* [Short exercise]: Copy all the entries word for word, but omit the pictures.

[Data records]
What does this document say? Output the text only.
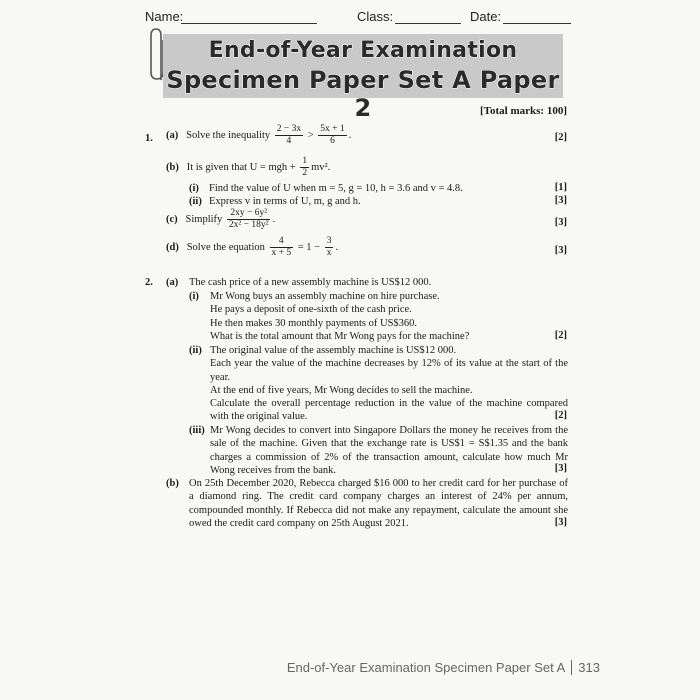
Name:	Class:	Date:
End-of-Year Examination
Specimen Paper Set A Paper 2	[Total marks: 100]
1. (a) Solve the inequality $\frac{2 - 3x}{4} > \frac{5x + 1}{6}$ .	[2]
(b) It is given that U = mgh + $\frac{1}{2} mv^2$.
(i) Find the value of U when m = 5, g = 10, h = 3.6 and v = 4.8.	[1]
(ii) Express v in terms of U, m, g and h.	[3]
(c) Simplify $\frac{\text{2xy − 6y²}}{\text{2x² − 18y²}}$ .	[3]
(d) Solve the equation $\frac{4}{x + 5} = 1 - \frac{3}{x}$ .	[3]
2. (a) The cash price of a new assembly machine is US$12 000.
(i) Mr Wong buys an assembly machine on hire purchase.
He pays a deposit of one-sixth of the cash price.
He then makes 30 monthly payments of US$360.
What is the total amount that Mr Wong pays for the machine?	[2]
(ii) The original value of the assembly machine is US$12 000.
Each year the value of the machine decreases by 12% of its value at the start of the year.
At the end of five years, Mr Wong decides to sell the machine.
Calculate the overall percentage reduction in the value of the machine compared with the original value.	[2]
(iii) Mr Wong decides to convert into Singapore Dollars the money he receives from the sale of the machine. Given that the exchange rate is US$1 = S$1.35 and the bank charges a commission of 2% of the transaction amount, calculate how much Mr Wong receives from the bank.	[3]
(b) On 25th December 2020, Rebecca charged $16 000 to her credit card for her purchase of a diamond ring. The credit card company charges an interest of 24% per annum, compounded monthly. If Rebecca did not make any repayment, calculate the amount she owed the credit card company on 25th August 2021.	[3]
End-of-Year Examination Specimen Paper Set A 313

* [Answer for this exercise]:
What does this document say? Output the text only.
Name:	Class:	Date:
End-of-Year Examination
Specimen Paper Set A Paper 2	[Total marks: 100]
1. (a) Solve the inequality $\frac{2 - 3x}{4} > \frac{5x + 1}{6}$ .	[2]
(b) It is given that U = mgh + $\frac{1}{2} mv^2$.
(i) Find the value of U when m = 5, g = 10, h = 3.6 and v = 4.8.	[1]
(ii) Express v in terms of U, m, g and h.	[3]
(c) Simplify $\frac{\text{2xy − 6y²}}{\text{2x² − 18y²}}$ .	[3]
(d) Solve the equation $\frac{4}{x + 5} = 1 - \frac{3}{x}$ .	[3]
2. (a) The cash price of a new assembly machine is US$12 000.
(i) Mr Wong buys an assembly machine on hire purchase.
He pays a deposit of one-sixth of the cash price.
He then makes 30 monthly payments of US$360.
What is the total amount that Mr Wong pays for the machine?	[2]
(ii) The original value of the assembly machine is US$12 000.
Each year the value of the machine decreases by 12% of its value at the start of the year.
At the end of five years, Mr Wong decides to sell the machine.
Calculate the overall percentage reduction in the value of the machine compared with the original value.	[2]
(iii) Mr Wong decides to convert into Singapore Dollars the money he receives from the sale of the machine. Given that the exchange rate is US$1 = S$1.35 and the bank charges a commission of 2% of the transaction amount, calculate how much Mr Wong receives from the bank.	[3]
(b) On 25th December 2020, Rebecca charged $16 000 to her credit card for her purchase of a diamond ring. The credit card company charges an interest of 24% per annum, compounded monthly. If Rebecca did not make any repayment, calculate the amount she owed the credit card company on 25th August 2021.	[3]
End-of-Year Examination Specimen Paper Set A 313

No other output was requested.